[Texto para análise]:
▼▼▼

Existem pontos na uberização que do ponto de vista socióloga já existiam em outros modelos como o trabalho desprotegido de direitos, as jornadas de trabalho estendidas, o cadastro de autônomo, a necessidade de estar disponível e de ser avaliado.

A novidade é que elas funcionam através de plataforma digitais e as pessoas “pagam” para trabalhar. No caso do Uber, 25% do serviço vai para a empresa e o trabalhador ainda tem que arcar com todos os custos desse trabalho.

Para a socióloga a lógica da uberização veio para ficar e vai se alastrar para muitas outras ocupações e profissões, como acontece em outros países.

Ela alerta que o serviço dos entregadores segue a mesma linha do uber. “Na lógica de trabalho dos entregadores, há obrigações de trabalho fixo, mas sem nenhum tipo de direito” – disse Selma Venco.

 

Capitalismo e organização do trabalho

Venco explicou que a relação entre a organização do trabalho e a organização dos trabalhadores caminharam ao longo da história de mãos dadas. “Já estava em curso uma forte dispersão dos trabalhadores pelo local de trabalho e isso ajudou no esfacelamento dos coletivos que é um dos grandes objetivos do capitalismo” – comentou.

▲▲▲

Dados armazenados:
▼▼▼

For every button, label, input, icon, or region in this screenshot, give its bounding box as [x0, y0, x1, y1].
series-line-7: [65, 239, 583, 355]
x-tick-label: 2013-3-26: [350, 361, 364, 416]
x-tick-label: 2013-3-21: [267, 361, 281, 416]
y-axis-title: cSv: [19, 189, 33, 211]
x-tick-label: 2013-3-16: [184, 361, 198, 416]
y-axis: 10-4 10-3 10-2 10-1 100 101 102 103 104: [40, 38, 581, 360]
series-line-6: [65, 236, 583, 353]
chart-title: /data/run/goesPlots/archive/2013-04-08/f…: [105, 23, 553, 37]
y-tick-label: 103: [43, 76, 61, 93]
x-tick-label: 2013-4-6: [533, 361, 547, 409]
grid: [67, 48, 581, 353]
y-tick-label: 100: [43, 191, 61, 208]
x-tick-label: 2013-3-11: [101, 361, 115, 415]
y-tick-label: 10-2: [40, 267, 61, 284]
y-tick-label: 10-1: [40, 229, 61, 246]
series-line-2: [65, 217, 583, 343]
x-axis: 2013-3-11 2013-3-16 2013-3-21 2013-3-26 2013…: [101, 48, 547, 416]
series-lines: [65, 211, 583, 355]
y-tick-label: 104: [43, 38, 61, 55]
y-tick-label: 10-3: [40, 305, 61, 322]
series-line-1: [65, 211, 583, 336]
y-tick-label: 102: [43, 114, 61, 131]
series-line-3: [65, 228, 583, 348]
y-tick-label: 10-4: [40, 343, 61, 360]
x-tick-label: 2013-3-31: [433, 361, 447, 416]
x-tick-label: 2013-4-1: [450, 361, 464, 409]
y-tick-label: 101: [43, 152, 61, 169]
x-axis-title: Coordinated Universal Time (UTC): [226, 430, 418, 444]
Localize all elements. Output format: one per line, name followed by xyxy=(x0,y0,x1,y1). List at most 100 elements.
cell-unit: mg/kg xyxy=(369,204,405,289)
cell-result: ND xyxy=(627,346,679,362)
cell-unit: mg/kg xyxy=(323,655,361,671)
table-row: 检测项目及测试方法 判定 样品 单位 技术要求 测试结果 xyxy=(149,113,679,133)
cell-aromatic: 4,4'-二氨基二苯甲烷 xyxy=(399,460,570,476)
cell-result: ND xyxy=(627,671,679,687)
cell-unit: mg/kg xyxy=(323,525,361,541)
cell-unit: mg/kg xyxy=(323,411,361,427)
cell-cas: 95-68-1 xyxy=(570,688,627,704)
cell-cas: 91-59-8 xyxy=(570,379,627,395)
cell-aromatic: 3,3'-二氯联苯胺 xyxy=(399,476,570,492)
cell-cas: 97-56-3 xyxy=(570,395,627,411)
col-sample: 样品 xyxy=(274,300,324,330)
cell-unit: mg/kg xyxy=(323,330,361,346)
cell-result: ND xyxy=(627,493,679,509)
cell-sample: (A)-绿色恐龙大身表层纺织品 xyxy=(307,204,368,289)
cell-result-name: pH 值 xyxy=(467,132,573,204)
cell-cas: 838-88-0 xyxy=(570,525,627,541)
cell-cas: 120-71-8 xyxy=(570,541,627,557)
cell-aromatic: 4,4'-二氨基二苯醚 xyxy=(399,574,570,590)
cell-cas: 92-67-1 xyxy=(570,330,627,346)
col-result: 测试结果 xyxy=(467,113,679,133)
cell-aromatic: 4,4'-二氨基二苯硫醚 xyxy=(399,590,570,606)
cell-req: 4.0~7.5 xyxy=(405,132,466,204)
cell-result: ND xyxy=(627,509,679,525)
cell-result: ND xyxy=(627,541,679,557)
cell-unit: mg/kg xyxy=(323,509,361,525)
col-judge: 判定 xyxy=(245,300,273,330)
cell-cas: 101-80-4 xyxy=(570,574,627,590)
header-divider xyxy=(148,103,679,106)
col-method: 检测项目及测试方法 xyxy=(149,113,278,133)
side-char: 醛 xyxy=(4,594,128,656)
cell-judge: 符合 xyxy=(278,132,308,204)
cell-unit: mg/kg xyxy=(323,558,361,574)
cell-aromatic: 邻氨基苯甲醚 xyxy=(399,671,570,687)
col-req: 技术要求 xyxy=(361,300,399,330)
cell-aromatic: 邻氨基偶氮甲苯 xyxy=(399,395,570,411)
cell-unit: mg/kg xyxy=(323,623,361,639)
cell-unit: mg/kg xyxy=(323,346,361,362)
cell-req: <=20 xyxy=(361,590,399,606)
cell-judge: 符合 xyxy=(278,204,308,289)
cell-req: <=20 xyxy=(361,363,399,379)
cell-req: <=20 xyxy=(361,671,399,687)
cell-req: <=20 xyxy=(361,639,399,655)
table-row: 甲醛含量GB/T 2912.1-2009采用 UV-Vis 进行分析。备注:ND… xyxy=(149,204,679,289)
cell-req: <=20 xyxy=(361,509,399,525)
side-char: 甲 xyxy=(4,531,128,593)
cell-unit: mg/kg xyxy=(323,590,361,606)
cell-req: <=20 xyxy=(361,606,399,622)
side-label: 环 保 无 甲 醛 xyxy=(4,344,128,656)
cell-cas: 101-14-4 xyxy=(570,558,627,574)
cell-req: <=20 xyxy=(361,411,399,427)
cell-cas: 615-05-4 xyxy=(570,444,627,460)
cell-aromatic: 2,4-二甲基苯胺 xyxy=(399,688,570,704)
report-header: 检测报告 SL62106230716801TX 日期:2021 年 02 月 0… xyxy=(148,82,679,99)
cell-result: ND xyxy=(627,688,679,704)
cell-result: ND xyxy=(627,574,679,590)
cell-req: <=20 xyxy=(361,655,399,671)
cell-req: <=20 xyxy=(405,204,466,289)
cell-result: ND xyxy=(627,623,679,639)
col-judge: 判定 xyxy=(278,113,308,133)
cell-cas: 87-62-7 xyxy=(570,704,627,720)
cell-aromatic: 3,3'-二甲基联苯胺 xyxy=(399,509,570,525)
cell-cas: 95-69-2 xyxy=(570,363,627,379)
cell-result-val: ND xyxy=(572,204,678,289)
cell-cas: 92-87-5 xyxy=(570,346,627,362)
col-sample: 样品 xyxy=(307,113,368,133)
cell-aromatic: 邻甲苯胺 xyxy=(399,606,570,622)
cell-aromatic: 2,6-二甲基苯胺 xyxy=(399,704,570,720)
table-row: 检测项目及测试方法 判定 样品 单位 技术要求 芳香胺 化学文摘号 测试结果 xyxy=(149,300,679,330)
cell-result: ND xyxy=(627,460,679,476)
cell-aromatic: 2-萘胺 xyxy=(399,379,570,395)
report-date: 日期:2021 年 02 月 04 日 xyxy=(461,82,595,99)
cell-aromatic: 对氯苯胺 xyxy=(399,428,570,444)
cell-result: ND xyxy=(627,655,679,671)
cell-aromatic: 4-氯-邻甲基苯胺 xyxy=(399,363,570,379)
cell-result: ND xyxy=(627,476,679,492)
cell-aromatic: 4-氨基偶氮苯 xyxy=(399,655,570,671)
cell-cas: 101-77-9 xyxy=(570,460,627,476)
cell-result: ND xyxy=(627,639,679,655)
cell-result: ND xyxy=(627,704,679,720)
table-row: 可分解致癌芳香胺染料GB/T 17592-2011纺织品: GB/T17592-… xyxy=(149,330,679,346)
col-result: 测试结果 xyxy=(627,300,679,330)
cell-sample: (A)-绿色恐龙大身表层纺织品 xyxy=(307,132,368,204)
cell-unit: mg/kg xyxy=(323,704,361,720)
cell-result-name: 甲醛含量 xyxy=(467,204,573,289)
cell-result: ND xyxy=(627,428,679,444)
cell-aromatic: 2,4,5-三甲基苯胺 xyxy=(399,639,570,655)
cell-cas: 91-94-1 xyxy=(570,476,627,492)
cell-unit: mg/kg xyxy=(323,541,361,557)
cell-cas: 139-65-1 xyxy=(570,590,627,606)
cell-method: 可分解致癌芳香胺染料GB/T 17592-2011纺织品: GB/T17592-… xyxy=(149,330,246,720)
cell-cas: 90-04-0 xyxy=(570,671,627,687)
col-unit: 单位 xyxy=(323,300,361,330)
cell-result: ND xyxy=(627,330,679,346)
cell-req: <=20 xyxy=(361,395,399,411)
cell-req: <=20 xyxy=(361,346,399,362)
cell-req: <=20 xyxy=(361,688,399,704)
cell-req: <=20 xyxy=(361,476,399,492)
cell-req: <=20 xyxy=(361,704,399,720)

▲▲▲

[Item de trabalho]: Transcreva na íntegra, sem nenhuma alteração, o texto sobre a uberização. Baseie-se apenas no texto.

[Resposta]:
Existem pontos na uberização que do ponto de vista socióloga já existiam em outros modelos como o trabalho desprotegido de direitos, as jornadas de trabalho estendidas, o cadastro de autônomo, a necessidade de estar disponível e de ser avaliado.

A novidade é que elas funcionam através de plataforma digitais e as pessoas “pagam” para trabalhar. No caso do Uber, 25% do serviço vai para a empresa e o trabalhador ainda tem que arcar com todos os custos desse trabalho.

Para a socióloga a lógica da uberização veio para ficar e vai se alastrar para muitas outras ocupações e profissões, como acontece em outros países.

Ela alerta que o serviço dos entregadores segue a mesma linha do uber. “Na lógica de trabalho dos entregadores, há obrigações de trabalho fixo, mas sem nenhum tipo de direito” – disse Selma Venco.

 

Capitalismo e organização do trabalho

Venco explicou que a relação entre a organização do trabalho e a organização dos trabalhadores caminharam ao longo da história de mãos dadas. “Já estava em curso uma forte dispersão dos trabalhadores pelo local de trabalho e isso ajudou no esfacelamento dos coletivos que é um dos grandes objetivos do capitalismo” – comentou.